— start —

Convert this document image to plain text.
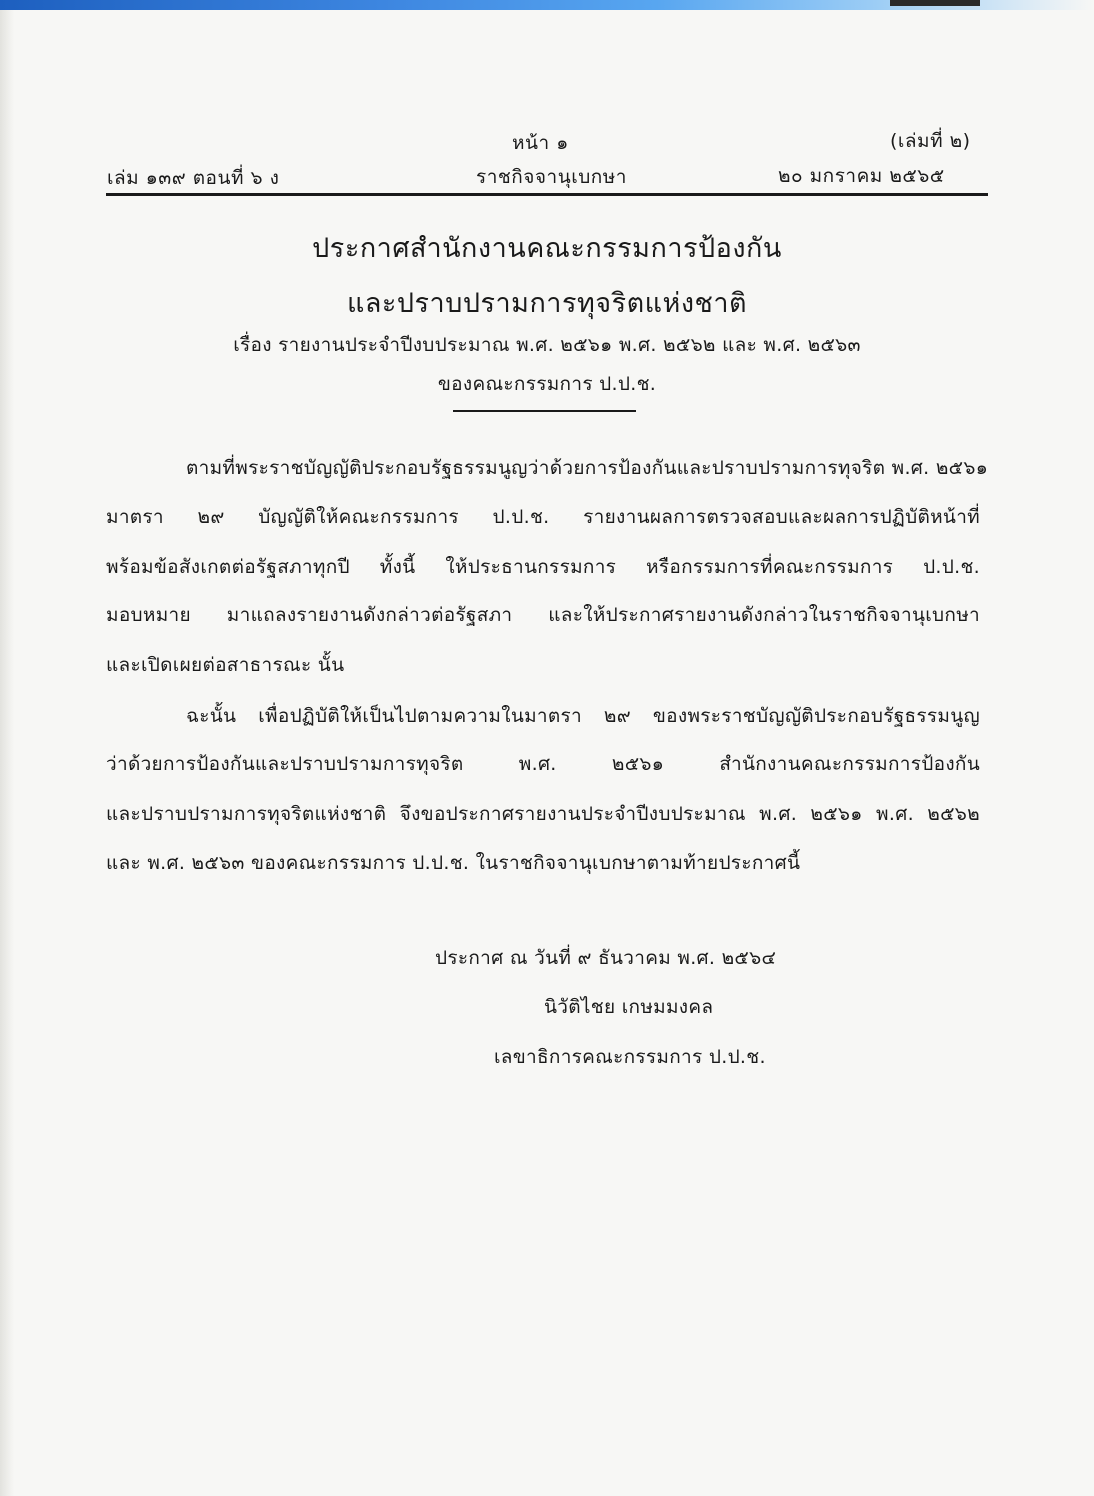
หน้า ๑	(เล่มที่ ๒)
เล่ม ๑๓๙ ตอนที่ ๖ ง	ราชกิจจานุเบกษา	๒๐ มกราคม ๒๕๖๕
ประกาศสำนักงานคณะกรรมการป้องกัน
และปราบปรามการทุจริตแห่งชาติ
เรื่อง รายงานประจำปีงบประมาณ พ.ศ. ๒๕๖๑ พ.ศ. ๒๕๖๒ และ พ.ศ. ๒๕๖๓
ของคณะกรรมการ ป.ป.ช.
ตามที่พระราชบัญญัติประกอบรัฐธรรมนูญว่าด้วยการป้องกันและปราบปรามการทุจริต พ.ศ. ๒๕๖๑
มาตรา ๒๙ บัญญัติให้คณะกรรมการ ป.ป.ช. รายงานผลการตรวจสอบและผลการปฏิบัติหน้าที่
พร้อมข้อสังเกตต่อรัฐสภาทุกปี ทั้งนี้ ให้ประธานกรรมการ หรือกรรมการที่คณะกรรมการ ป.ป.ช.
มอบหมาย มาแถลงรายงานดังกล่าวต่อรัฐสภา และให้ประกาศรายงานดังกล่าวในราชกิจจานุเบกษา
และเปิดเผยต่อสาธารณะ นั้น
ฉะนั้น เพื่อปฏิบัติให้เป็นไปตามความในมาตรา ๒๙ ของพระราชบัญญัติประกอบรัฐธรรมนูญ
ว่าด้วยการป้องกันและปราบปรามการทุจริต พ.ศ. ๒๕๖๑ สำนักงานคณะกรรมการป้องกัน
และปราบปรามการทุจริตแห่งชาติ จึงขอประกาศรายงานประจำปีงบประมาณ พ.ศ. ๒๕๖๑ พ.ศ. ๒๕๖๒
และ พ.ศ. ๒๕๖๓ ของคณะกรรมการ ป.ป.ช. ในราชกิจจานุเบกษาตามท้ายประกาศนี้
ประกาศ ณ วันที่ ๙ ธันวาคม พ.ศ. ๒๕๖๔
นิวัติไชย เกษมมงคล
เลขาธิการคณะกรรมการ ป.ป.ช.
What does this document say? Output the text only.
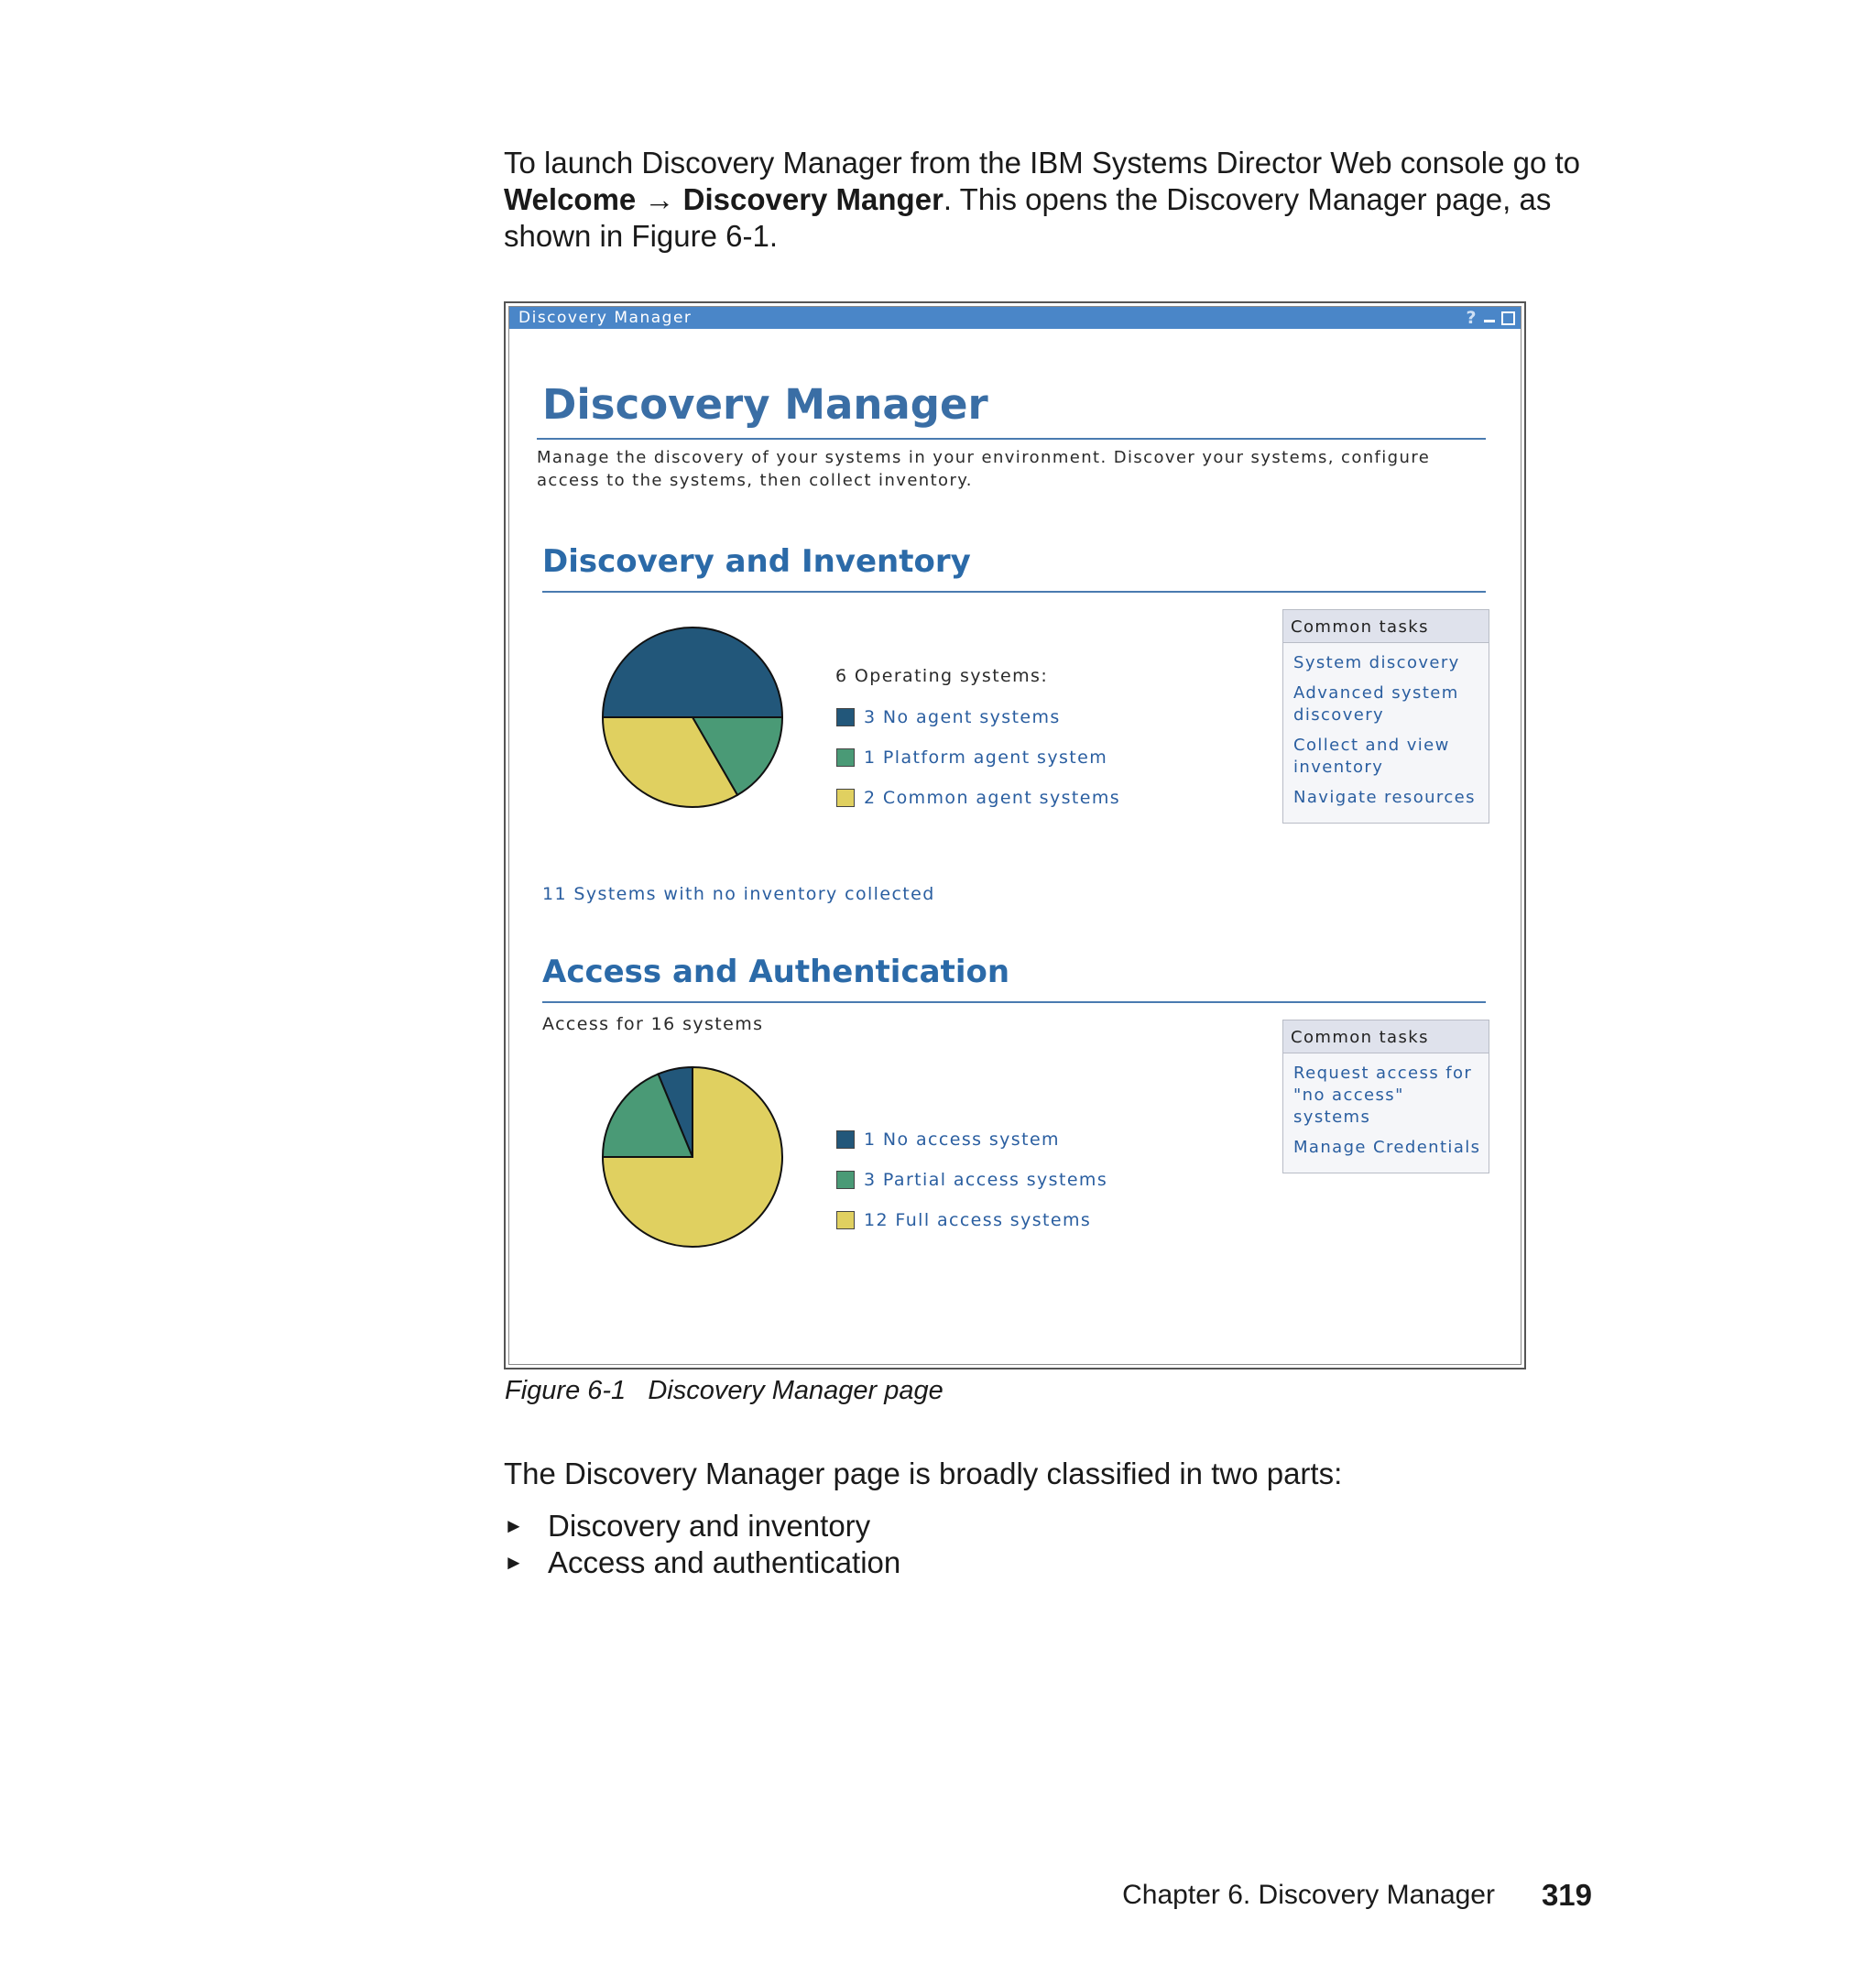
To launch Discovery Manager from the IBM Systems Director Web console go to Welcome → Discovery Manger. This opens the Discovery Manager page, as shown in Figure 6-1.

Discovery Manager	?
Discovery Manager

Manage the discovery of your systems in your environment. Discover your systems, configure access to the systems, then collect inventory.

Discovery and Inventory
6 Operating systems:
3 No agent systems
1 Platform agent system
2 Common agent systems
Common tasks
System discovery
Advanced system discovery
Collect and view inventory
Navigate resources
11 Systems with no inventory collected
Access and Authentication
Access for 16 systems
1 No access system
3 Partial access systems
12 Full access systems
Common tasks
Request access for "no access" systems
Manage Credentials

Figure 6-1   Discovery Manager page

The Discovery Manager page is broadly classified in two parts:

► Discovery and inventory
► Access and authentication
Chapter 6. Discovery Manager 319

— end —

* Problem description: All of the entries above should be copied exactly, except for the pictures.

* Written response:
Convert this document image to plain text.
หน้า ๑	(เล่มที่ ๒)
เล่ม ๑๓๙ ตอนที่ ๖ ง	ราชกิจจานุเบกษา	๒๐ มกราคม ๒๕๖๕
ประกาศสำนักงานคณะกรรมการป้องกัน
และปราบปรามการทุจริตแห่งชาติ
เรื่อง รายงานประจำปีงบประมาณ พ.ศ. ๒๕๖๑ พ.ศ. ๒๕๖๒ และ พ.ศ. ๒๕๖๓
ของคณะกรรมการ ป.ป.ช.
ตามที่พระราชบัญญัติประกอบรัฐธรรมนูญว่าด้วยการป้องกันและปราบปรามการทุจริต พ.ศ. ๒๕๖๑
มาตรา ๒๙ บัญญัติให้คณะกรรมการ ป.ป.ช. รายงานผลการตรวจสอบและผลการปฏิบัติหน้าที่
พร้อมข้อสังเกตต่อรัฐสภาทุกปี ทั้งนี้ ให้ประธานกรรมการ หรือกรรมการที่คณะกรรมการ ป.ป.ช.
มอบหมาย มาแถลงรายงานดังกล่าวต่อรัฐสภา และให้ประกาศรายงานดังกล่าวในราชกิจจานุเบกษา
และเปิดเผยต่อสาธารณะ นั้น
ฉะนั้น เพื่อปฏิบัติให้เป็นไปตามความในมาตรา ๒๙ ของพระราชบัญญัติประกอบรัฐธรรมนูญ
ว่าด้วยการป้องกันและปราบปรามการทุจริต พ.ศ. ๒๕๖๑ สำนักงานคณะกรรมการป้องกัน
และปราบปรามการทุจริตแห่งชาติ จึงขอประกาศรายงานประจำปีงบประมาณ พ.ศ. ๒๕๖๑ พ.ศ. ๒๕๖๒
และ พ.ศ. ๒๕๖๓ ของคณะกรรมการ ป.ป.ช. ในราชกิจจานุเบกษาตามท้ายประกาศนี้
ประกาศ ณ วันที่ ๙ ธันวาคม พ.ศ. ๒๕๖๔
นิวัติไชย เกษมมงคล
เลขาธิการคณะกรรมการ ป.ป.ช.
What does this document say? Output the text only.
To launch Discovery Manager from the IBM Systems Director Web console go to Welcome → Discovery Manger. This opens the Discovery Manager page, as shown in Figure 6-1.

Discovery Manager	?
Discovery Manager

Manage the discovery of your systems in your environment. Discover your systems, configure access to the systems, then collect inventory.

Discovery and Inventory
6 Operating systems:
3 No agent systems
1 Platform agent system
2 Common agent systems
Common tasks
System discovery
Advanced system discovery
Collect and view inventory
Navigate resources
11 Systems with no inventory collected
Access and Authentication
Access for 16 systems
1 No access system
3 Partial access systems
12 Full access systems
Common tasks
Request access for "no access" systems
Manage Credentials

Figure 6-1   Discovery Manager page

The Discovery Manager page is broadly classified in two parts:

► Discovery and inventory
► Access and authentication
Chapter 6. Discovery Manager 319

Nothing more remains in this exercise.